▸ Work to complete
The records below hold pictures; please leave those out and retype the rest exactly.

(Collected data)
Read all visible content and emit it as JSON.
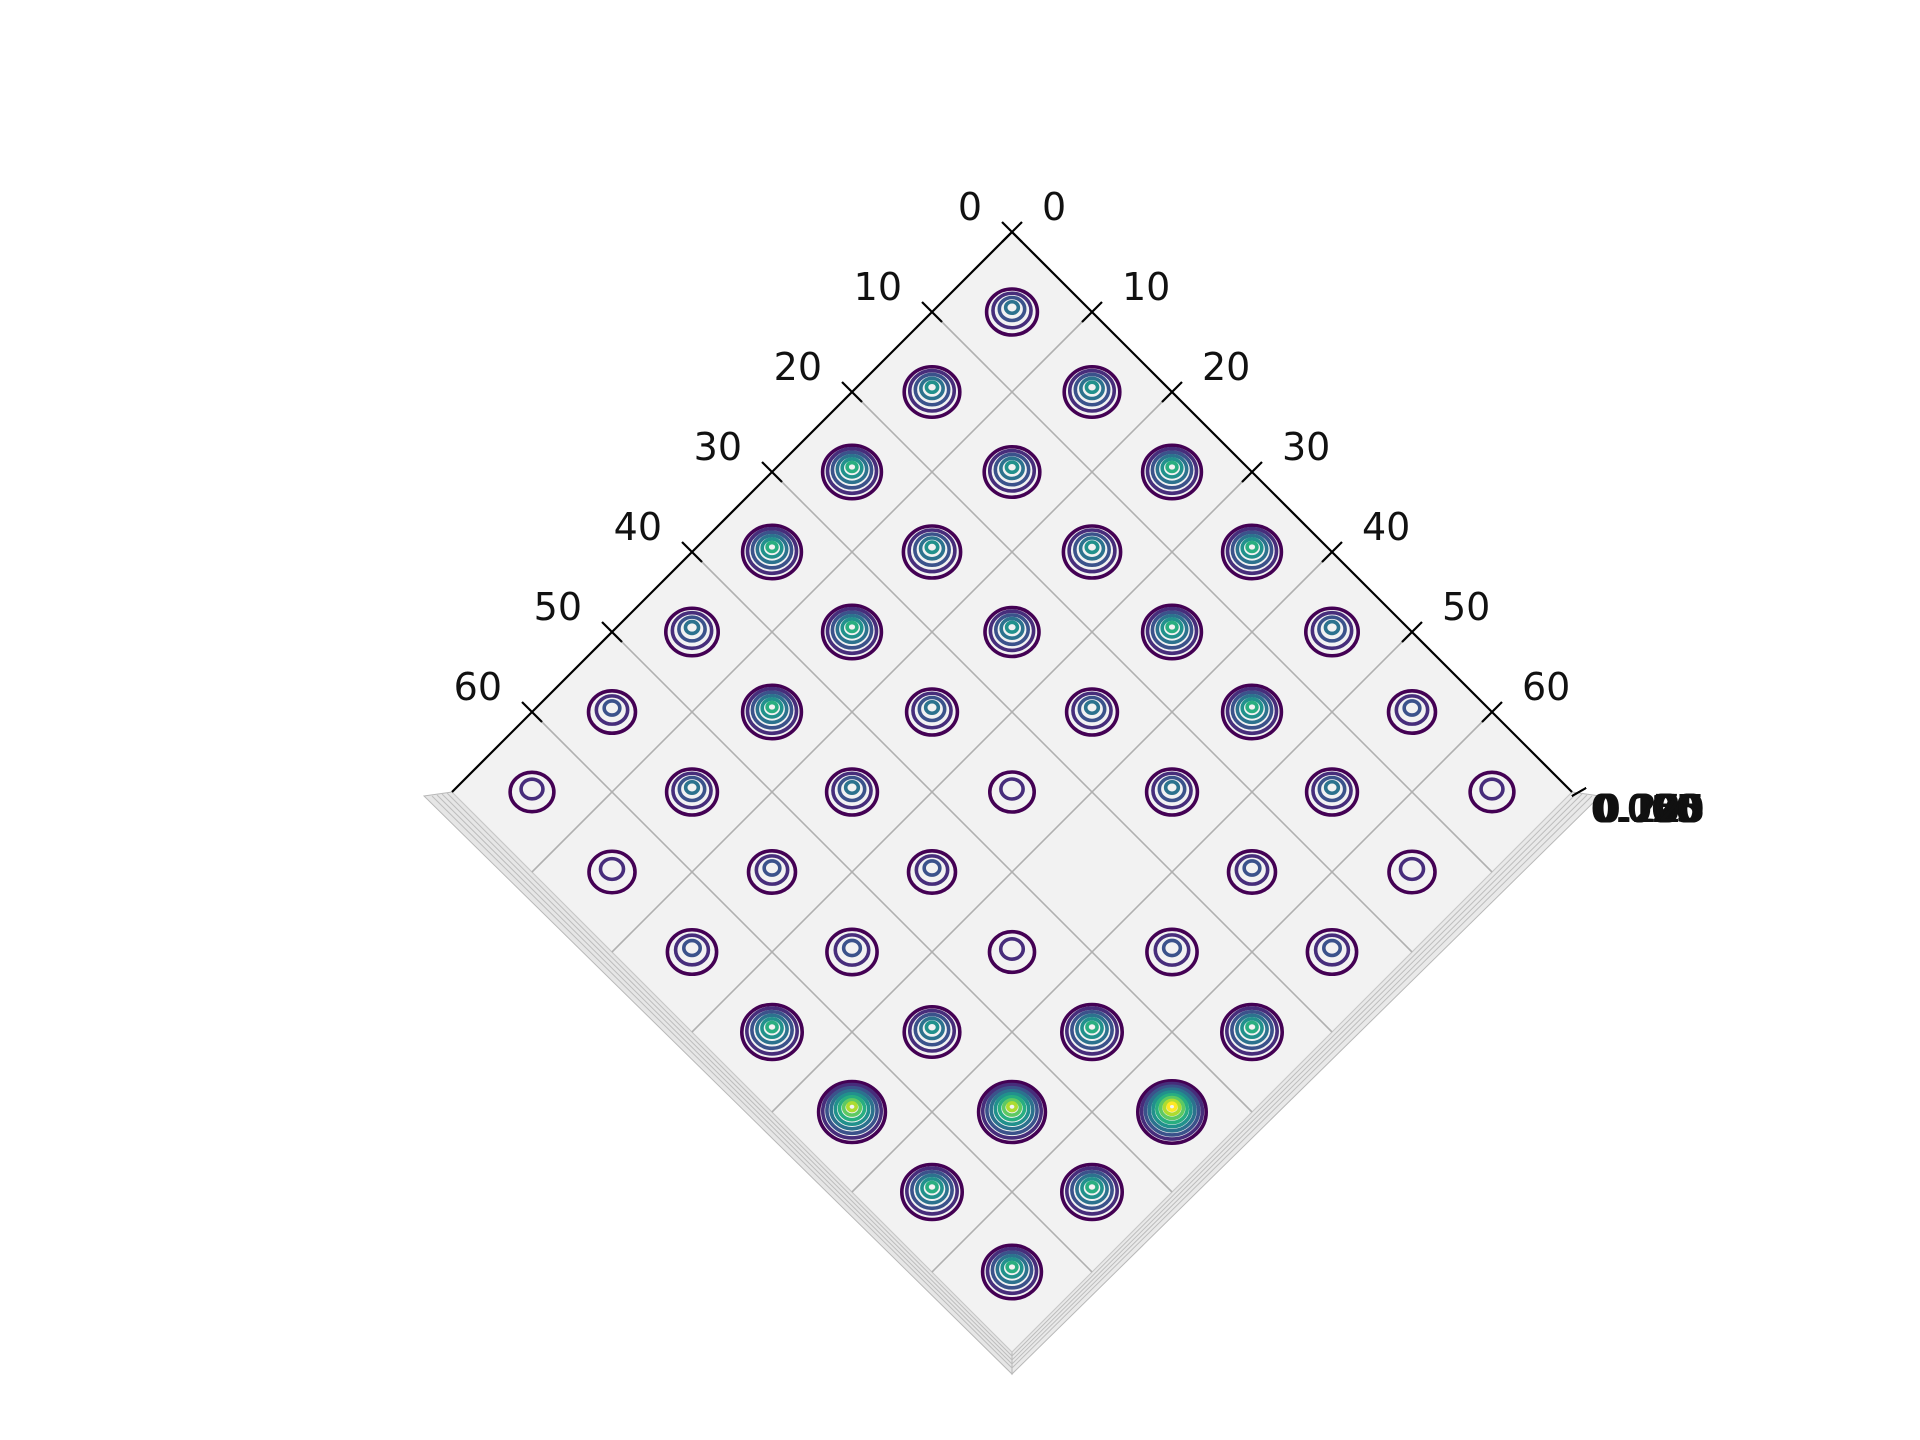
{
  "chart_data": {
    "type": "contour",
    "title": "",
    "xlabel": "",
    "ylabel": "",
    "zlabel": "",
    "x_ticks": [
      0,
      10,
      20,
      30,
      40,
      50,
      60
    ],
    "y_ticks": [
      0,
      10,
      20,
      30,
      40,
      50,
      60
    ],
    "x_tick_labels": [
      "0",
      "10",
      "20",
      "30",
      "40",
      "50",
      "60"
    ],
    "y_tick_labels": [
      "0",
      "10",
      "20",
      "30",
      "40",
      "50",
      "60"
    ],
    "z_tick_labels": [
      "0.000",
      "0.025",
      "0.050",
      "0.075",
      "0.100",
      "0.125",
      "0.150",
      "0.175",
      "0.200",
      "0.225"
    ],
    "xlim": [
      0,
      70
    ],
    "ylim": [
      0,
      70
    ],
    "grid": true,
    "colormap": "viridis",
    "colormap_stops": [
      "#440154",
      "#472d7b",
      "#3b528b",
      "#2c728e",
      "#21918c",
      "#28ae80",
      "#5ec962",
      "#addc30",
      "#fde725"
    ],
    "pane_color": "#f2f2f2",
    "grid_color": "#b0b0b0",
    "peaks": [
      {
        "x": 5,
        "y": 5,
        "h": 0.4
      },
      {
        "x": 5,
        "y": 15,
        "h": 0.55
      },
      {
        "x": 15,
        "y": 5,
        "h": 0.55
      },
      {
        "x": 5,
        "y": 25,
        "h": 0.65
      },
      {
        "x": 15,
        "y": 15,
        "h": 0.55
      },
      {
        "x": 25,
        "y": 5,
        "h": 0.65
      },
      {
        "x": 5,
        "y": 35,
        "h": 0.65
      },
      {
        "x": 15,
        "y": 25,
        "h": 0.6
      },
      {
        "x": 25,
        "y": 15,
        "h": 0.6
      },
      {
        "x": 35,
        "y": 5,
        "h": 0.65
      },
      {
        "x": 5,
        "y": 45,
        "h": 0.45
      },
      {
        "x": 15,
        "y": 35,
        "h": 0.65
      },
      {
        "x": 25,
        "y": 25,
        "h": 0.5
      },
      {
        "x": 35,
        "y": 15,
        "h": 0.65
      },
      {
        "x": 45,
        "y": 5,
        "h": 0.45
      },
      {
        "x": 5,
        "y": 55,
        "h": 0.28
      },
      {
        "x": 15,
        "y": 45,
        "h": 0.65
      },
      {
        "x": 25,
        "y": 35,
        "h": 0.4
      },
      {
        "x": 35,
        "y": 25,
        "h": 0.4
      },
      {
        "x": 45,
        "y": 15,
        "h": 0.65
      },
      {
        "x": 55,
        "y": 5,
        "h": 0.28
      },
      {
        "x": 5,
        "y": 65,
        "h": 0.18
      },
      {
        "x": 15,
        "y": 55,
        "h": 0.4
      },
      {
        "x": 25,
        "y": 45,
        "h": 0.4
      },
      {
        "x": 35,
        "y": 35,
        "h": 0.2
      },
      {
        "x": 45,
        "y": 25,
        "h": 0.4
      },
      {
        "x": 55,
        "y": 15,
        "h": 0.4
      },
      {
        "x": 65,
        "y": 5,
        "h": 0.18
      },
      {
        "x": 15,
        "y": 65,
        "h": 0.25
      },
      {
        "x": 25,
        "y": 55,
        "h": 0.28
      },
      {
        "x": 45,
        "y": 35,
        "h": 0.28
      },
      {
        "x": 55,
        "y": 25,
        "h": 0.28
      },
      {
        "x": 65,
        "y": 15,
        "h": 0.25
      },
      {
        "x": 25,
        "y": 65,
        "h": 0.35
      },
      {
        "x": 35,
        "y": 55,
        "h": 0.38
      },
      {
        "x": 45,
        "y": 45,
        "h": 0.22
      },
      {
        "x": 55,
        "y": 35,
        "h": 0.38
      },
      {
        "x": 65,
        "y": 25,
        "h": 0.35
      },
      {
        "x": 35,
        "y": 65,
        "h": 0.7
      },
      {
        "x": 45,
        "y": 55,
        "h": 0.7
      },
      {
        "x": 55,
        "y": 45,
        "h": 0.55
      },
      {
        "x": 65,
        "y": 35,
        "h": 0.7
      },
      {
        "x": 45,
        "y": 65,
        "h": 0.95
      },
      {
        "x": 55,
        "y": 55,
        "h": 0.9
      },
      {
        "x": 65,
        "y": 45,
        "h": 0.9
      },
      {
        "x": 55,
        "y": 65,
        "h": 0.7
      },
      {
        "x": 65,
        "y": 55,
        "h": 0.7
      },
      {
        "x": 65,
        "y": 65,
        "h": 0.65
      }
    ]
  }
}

▸ Answer for this exercise
Read all visible content and emit it as JSON.
{
  "chart_data": {
    "type": "contour",
    "title": "",
    "xlabel": "",
    "ylabel": "",
    "zlabel": "",
    "x_ticks": [
      0,
      10,
      20,
      30,
      40,
      50,
      60
    ],
    "y_ticks": [
      0,
      10,
      20,
      30,
      40,
      50,
      60
    ],
    "x_tick_labels": [
      "0",
      "10",
      "20",
      "30",
      "40",
      "50",
      "60"
    ],
    "y_tick_labels": [
      "0",
      "10",
      "20",
      "30",
      "40",
      "50",
      "60"
    ],
    "z_tick_labels": [
      "0.000",
      "0.025",
      "0.050",
      "0.075",
      "0.100",
      "0.125",
      "0.150",
      "0.175",
      "0.200",
      "0.225"
    ],
    "xlim": [
      0,
      70
    ],
    "ylim": [
      0,
      70
    ],
    "grid": true,
    "colormap": "viridis",
    "colormap_stops": [
      "#440154",
      "#472d7b",
      "#3b528b",
      "#2c728e",
      "#21918c",
      "#28ae80",
      "#5ec962",
      "#addc30",
      "#fde725"
    ],
    "pane_color": "#f2f2f2",
    "grid_color": "#b0b0b0",
    "peaks": [
      {
        "x": 5,
        "y": 5,
        "h": 0.4
      },
      {
        "x": 5,
        "y": 15,
        "h": 0.55
      },
      {
        "x": 15,
        "y": 5,
        "h": 0.55
      },
      {
        "x": 5,
        "y": 25,
        "h": 0.65
      },
      {
        "x": 15,
        "y": 15,
        "h": 0.55
      },
      {
        "x": 25,
        "y": 5,
        "h": 0.65
      },
      {
        "x": 5,
        "y": 35,
        "h": 0.65
      },
      {
        "x": 15,
        "y": 25,
        "h": 0.6
      },
      {
        "x": 25,
        "y": 15,
        "h": 0.6
      },
      {
        "x": 35,
        "y": 5,
        "h": 0.65
      },
      {
        "x": 5,
        "y": 45,
        "h": 0.45
      },
      {
        "x": 15,
        "y": 35,
        "h": 0.65
      },
      {
        "x": 25,
        "y": 25,
        "h": 0.5
      },
      {
        "x": 35,
        "y": 15,
        "h": 0.65
      },
      {
        "x": 45,
        "y": 5,
        "h": 0.45
      },
      {
        "x": 5,
        "y": 55,
        "h": 0.28
      },
      {
        "x": 15,
        "y": 45,
        "h": 0.65
      },
      {
        "x": 25,
        "y": 35,
        "h": 0.4
      },
      {
        "x": 35,
        "y": 25,
        "h": 0.4
      },
      {
        "x": 45,
        "y": 15,
        "h": 0.65
      },
      {
        "x": 55,
        "y": 5,
        "h": 0.28
      },
      {
        "x": 5,
        "y": 65,
        "h": 0.18
      },
      {
        "x": 15,
        "y": 55,
        "h": 0.4
      },
      {
        "x": 25,
        "y": 45,
        "h": 0.4
      },
      {
        "x": 35,
        "y": 35,
        "h": 0.2
      },
      {
        "x": 45,
        "y": 25,
        "h": 0.4
      },
      {
        "x": 55,
        "y": 15,
        "h": 0.4
      },
      {
        "x": 65,
        "y": 5,
        "h": 0.18
      },
      {
        "x": 15,
        "y": 65,
        "h": 0.25
      },
      {
        "x": 25,
        "y": 55,
        "h": 0.28
      },
      {
        "x": 45,
        "y": 35,
        "h": 0.28
      },
      {
        "x": 55,
        "y": 25,
        "h": 0.28
      },
      {
        "x": 65,
        "y": 15,
        "h": 0.25
      },
      {
        "x": 25,
        "y": 65,
        "h": 0.35
      },
      {
        "x": 35,
        "y": 55,
        "h": 0.38
      },
      {
        "x": 45,
        "y": 45,
        "h": 0.22
      },
      {
        "x": 55,
        "y": 35,
        "h": 0.38
      },
      {
        "x": 65,
        "y": 25,
        "h": 0.35
      },
      {
        "x": 35,
        "y": 65,
        "h": 0.7
      },
      {
        "x": 45,
        "y": 55,
        "h": 0.7
      },
      {
        "x": 55,
        "y": 45,
        "h": 0.55
      },
      {
        "x": 65,
        "y": 35,
        "h": 0.7
      },
      {
        "x": 45,
        "y": 65,
        "h": 0.95
      },
      {
        "x": 55,
        "y": 55,
        "h": 0.9
      },
      {
        "x": 65,
        "y": 45,
        "h": 0.9
      },
      {
        "x": 55,
        "y": 65,
        "h": 0.7
      },
      {
        "x": 65,
        "y": 55,
        "h": 0.7
      },
      {
        "x": 65,
        "y": 65,
        "h": 0.65
      }
    ]
  }
}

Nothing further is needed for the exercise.